**資料への設問:**
A: 抜粋中の次の一文を英語に翻訳してください：「引数はx座標を同じくする入力値の配列です。」
B: 抜粋から、「まずgroupV()でx座標」で始まり「引数はx座標を同じくする入力値の配列です。」で終わる箇所を一字一句変えずに出力してください。

┌─ 抜粋

考え方の前に問題で明示的に説明されていい引っ掛けポイント思うところです。
入力値のH同士、V同士も重なることがあります。これはHとVの重なる場所を数えるよりもかなり厄介で、これをなんとかするのがこの問題の主旨かもしれません。
入力値を solve()に渡します。
solve()が結果を返すのでそれを印字して終わります。
答えを計算します。
parseLine()で入力値をHとVに分け、数値部分は数値変換した配列にします。
joinV()、joinH()で繋げられるものを繋げてしまいます。
countBlock()でHとVそれぞれが塗りつぶすマスを数えて足し合わせ、countCrossed()で重なった部分の数を数えて引きます。これが答えになります。
どうこういうことはありません。
入力値の内、数値部分は数値に変換して配列にし、最初の値がHかVかで振り分けます。
joinV()はV、joinH()はHで連結可能なものを繋げて一つの値にしてしまいます。
例えば、["V",1,1,2]、["V",1,4,2]、["V",1,3,3]があったら["v",1,1,5]という一つの値にしてしまうわけです。
縦横が違うだけなので縦側だけを説明します。
まずgroupV()でx座標が同じものごとに分けます(Hの場合はgroupH()でy座標が同じもので分けます)。結果は{座標=>[入力値, …]}の連想配列になります。
これを同じ座標のものごとにjoinVsameX()(Hの場合はjoinHsameY())で連結し、parseLine()の結果と同じ形式の配列にして返します。
groupV()はx座標が同じもの、groupH()はy座標が同じものでグループ化し、{座標=>[入力値, …]}の連想配列にします。
単純に入力値の当該座標の値を見て廉造配列に変換する処理を行うだけです。
joinVsameX(org)はV、joinHsameY(org)はHのデータを対象とするだけで同様の処理です。以下はjoinVsameX(org)だけを説明します。
引数はx座標を同じくする入力値の配列です。

└─
┌─ 提供データ

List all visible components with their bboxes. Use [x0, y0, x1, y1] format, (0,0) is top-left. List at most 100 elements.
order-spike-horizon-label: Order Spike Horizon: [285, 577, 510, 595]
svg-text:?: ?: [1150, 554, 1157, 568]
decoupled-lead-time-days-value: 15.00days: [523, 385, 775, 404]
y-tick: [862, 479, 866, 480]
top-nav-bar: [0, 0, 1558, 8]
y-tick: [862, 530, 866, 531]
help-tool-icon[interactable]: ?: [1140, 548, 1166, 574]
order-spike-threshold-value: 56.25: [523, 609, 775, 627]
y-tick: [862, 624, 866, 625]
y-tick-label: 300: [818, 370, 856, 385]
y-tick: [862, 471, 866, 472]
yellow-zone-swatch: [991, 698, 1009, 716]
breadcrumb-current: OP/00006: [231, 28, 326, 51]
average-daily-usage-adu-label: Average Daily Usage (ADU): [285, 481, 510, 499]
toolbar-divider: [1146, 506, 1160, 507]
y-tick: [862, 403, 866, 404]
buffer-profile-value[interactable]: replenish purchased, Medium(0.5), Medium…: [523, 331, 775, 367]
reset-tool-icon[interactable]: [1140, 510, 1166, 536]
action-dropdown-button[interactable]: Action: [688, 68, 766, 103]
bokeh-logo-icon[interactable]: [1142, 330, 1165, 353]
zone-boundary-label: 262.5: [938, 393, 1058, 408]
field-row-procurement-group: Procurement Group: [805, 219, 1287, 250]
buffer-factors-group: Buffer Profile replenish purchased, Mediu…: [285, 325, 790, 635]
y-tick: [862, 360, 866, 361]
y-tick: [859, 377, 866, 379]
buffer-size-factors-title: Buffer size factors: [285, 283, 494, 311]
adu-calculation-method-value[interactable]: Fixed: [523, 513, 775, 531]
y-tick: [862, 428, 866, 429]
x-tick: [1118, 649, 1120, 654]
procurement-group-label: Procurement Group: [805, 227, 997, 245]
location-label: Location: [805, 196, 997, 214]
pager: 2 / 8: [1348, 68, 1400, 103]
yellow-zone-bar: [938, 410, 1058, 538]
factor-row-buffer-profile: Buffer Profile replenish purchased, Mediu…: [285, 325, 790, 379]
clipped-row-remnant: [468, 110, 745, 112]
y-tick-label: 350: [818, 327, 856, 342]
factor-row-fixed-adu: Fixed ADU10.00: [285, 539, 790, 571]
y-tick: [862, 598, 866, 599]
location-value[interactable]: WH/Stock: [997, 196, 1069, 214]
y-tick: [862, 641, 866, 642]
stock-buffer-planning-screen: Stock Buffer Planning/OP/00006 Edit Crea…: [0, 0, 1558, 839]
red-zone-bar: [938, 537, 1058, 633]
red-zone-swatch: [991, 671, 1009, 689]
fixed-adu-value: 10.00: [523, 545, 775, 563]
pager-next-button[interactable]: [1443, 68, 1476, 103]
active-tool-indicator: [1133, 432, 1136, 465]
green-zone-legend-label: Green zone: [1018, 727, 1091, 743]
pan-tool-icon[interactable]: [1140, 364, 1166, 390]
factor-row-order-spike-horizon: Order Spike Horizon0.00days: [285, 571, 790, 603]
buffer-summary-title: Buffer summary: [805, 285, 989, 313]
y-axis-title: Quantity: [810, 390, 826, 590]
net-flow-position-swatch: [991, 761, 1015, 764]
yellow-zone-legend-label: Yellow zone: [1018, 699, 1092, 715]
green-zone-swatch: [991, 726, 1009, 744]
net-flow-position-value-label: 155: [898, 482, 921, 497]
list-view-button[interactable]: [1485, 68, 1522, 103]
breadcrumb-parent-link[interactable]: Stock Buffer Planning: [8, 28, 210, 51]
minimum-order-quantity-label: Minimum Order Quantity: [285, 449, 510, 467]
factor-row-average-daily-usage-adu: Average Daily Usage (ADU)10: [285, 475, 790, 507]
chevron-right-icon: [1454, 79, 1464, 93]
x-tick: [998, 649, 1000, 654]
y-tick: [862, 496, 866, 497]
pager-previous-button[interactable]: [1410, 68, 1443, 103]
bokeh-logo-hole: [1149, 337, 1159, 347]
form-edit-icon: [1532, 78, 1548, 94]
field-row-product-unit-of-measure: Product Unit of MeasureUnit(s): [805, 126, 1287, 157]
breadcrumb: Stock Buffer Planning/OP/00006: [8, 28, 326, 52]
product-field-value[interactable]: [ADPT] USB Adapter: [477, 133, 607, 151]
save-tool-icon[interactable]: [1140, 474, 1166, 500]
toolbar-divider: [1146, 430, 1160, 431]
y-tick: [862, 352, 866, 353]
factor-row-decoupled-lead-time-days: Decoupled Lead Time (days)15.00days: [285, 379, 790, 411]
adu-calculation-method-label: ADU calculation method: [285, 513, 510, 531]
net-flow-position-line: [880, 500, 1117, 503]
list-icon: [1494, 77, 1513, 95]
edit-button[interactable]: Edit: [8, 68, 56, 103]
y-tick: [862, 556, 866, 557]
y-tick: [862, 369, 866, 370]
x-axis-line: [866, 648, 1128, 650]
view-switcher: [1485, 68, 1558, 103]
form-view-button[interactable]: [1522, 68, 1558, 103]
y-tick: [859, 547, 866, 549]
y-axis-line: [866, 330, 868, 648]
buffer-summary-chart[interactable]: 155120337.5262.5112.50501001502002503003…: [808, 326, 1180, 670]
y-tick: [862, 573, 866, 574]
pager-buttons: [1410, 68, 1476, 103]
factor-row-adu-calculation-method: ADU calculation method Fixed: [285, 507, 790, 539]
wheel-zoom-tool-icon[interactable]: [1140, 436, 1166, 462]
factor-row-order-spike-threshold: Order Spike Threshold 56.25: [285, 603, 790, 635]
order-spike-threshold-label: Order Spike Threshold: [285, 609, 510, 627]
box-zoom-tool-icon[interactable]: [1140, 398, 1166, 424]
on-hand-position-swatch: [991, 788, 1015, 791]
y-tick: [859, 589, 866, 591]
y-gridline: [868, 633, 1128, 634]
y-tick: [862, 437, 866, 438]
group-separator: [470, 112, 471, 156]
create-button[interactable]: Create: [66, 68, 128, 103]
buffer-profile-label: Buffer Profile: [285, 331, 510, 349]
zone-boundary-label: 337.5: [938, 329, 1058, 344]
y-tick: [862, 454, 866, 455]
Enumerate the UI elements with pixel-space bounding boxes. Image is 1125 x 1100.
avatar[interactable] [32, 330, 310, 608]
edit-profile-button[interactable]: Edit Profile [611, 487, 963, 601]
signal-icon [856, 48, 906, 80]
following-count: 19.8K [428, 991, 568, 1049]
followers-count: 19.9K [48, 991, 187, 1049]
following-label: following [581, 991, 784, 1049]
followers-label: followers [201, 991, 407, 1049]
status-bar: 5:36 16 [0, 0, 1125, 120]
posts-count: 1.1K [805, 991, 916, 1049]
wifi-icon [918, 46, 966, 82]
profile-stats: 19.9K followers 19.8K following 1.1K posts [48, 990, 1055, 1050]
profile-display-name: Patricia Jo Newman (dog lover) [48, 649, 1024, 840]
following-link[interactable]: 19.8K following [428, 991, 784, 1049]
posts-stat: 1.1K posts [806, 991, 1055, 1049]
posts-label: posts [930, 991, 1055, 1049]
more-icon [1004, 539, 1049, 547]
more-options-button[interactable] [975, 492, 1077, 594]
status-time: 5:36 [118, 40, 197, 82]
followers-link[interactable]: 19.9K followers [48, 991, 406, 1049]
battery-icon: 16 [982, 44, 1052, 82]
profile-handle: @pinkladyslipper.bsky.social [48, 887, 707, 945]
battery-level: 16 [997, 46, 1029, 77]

└─

**問題の解答:**
A: The argument is an array of input values that share the same x-coordinate.

B:
まずgroupV()でx座標が同じものごとに分けます(Hの場合はgroupH()でy座標が同じもので分けます)。結果は{座標=>[入力値, …]}の連想配列になります。
これを同じ座標のものごとにjoinVsameX()(Hの場合はjoinHsameY())で連結し、parseLine()の結果と同じ形式の配列にして返します。
groupV()はx座標が同じもの、groupH()はy座標が同じものでグループ化し、{座標=>[入力値, …]}の連想配列にします。
単純に入力値の当該座標の値を見て廉造配列に変換する処理を行うだけです。
joinVsameX(org)はV、joinHsameY(org)はHのデータを対象とするだけで同様の処理です。以下はjoinVsameX(org)だけを説明します。
引数はx座標を同じくする入力値の配列です。